#### Objective:
Your task is to filter the data below down to the lines holding "What".

#### Data excerpts:
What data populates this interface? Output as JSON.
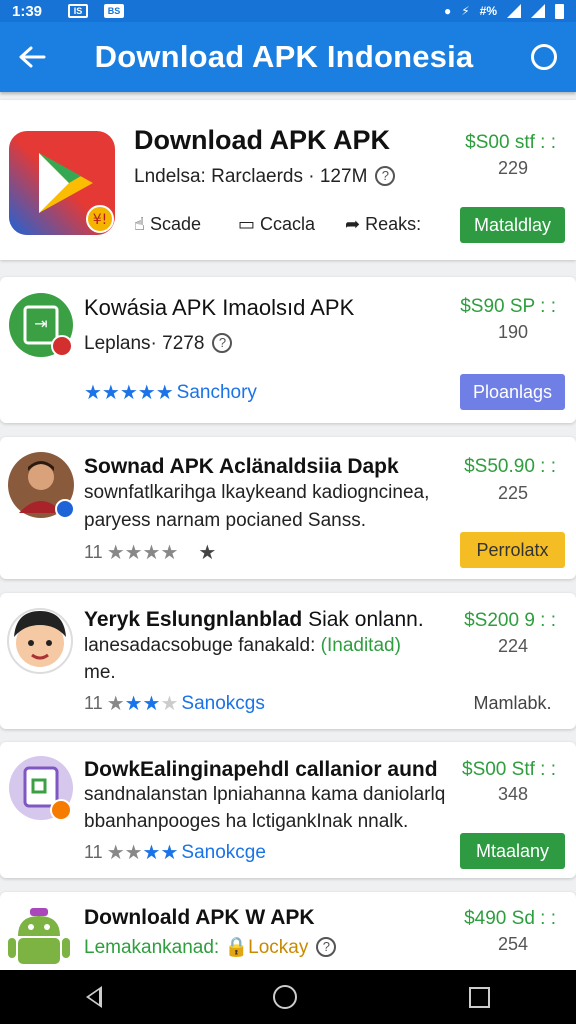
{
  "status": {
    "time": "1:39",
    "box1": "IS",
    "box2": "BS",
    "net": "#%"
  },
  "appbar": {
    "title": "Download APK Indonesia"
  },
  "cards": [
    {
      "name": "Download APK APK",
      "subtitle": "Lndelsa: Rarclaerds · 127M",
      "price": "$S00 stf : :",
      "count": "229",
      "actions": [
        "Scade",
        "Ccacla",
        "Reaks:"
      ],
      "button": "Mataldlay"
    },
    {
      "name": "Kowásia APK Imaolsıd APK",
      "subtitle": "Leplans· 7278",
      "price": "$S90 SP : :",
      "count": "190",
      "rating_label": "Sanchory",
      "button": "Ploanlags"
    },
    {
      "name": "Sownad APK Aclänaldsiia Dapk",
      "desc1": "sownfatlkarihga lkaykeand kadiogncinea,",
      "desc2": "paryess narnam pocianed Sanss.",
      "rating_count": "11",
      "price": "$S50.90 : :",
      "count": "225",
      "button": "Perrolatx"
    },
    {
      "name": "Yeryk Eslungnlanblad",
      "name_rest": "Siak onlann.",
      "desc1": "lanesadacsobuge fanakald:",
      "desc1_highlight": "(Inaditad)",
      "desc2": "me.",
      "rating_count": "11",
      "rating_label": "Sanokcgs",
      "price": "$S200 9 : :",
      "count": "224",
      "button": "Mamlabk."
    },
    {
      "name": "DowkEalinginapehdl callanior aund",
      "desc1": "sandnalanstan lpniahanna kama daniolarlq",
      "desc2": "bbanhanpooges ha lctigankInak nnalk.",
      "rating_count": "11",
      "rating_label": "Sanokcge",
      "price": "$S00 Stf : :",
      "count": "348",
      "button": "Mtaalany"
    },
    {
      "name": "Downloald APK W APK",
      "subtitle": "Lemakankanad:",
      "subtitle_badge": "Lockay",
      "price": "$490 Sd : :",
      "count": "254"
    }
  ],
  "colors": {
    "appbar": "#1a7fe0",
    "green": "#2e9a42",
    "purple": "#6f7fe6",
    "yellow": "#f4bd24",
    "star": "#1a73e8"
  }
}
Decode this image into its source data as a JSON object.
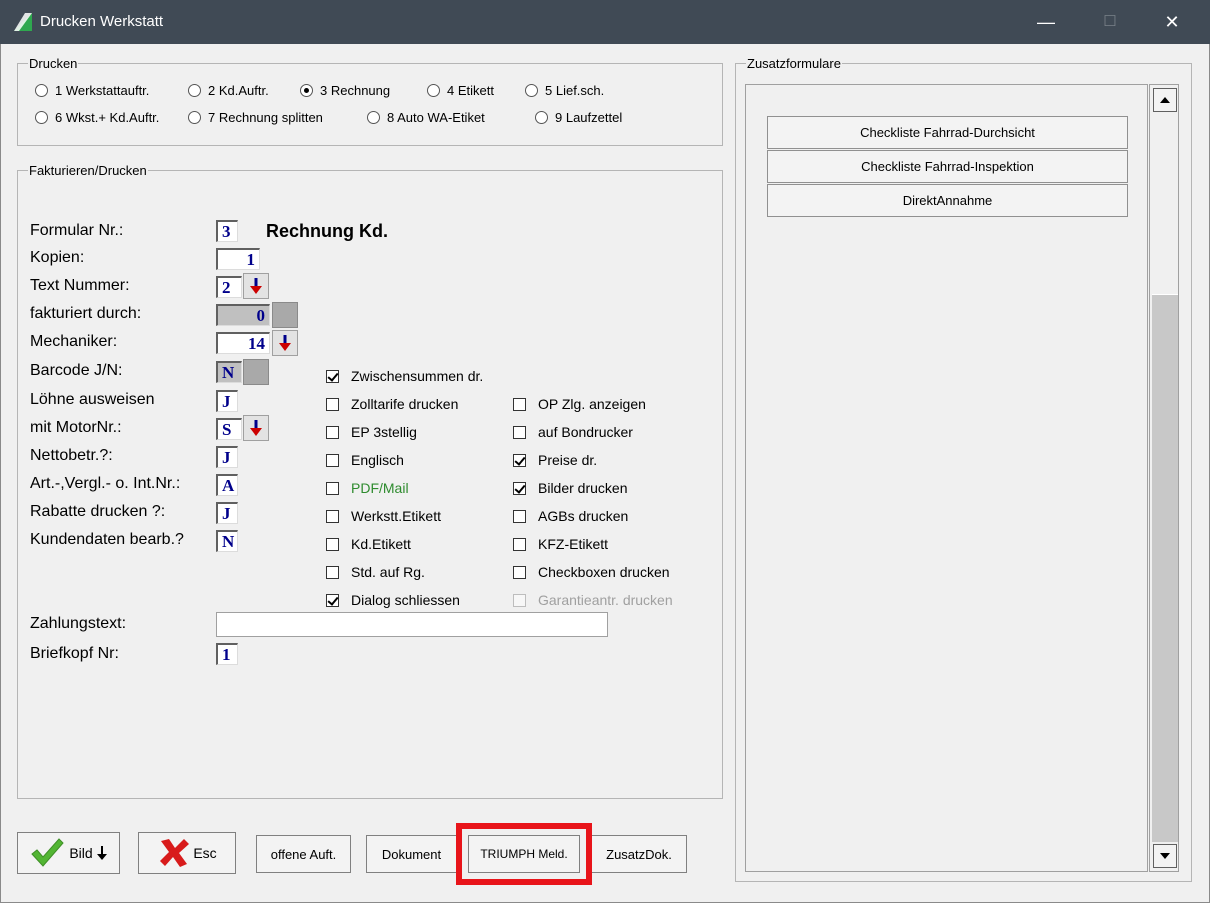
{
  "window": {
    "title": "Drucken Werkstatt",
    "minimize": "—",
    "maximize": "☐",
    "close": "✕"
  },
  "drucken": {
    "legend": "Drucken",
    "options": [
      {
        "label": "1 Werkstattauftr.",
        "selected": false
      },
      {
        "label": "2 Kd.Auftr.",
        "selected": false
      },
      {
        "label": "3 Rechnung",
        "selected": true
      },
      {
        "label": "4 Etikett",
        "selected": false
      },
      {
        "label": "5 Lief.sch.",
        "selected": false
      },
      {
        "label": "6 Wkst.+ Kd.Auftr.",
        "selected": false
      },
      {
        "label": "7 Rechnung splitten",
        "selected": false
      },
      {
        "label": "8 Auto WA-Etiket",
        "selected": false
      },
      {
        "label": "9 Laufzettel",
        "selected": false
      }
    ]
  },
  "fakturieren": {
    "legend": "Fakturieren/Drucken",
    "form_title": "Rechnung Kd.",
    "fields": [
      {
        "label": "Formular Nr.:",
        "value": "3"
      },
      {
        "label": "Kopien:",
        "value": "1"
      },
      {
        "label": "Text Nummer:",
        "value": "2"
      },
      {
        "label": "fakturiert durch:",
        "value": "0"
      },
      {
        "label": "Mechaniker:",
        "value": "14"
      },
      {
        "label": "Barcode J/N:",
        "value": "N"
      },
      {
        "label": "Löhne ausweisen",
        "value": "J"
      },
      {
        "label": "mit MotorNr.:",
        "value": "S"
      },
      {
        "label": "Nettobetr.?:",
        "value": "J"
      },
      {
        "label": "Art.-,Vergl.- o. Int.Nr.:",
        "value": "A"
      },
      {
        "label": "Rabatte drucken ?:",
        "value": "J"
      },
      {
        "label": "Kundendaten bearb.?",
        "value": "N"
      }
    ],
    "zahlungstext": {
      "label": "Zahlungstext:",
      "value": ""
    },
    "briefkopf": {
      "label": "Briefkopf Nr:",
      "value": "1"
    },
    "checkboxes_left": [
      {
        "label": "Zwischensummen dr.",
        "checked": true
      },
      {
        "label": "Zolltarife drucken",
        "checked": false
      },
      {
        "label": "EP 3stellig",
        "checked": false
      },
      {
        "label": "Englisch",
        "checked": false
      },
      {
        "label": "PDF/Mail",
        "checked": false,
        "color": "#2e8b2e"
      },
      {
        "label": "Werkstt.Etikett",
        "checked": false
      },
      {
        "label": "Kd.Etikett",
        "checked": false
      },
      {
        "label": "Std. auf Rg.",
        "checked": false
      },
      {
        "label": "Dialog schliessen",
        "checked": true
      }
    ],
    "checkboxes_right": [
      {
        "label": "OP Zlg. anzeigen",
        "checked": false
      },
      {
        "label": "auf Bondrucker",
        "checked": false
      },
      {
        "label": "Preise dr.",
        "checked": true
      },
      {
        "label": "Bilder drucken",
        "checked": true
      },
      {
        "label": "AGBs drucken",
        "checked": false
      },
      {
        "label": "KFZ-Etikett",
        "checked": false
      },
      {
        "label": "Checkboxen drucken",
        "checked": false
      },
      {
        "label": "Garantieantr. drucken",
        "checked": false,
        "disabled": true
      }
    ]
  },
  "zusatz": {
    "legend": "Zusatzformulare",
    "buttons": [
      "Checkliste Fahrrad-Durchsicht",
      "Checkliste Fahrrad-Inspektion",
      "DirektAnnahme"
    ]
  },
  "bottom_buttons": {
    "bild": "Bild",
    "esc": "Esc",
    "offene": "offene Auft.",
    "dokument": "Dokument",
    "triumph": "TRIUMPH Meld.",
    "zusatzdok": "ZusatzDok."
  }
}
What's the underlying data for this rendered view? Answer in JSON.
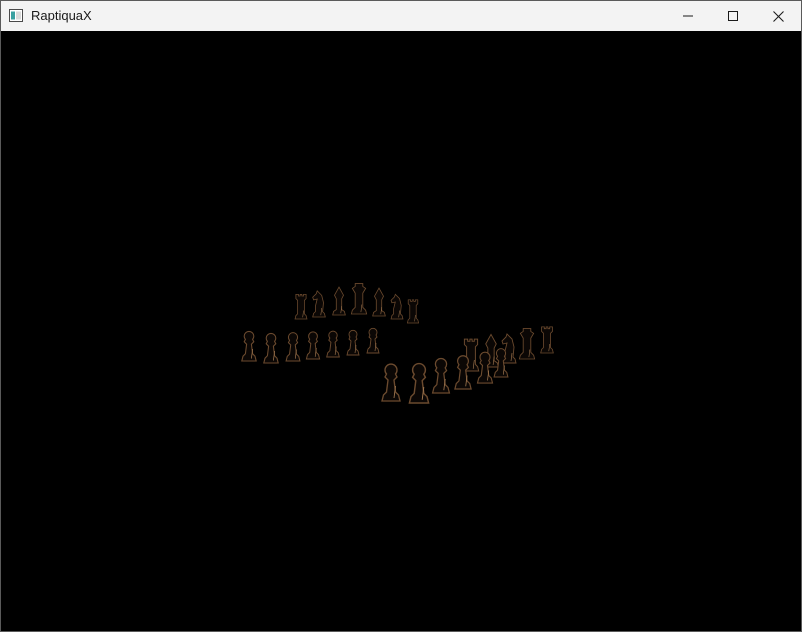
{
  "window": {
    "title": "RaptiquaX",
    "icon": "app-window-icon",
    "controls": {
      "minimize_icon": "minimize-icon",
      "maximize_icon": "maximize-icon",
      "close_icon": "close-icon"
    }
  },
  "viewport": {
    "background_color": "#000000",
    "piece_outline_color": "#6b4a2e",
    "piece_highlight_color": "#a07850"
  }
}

#### Output of the exercise:
What data populates this interface? Output as JSON.
What's the underlying data for this rendered view? Answer in JSON.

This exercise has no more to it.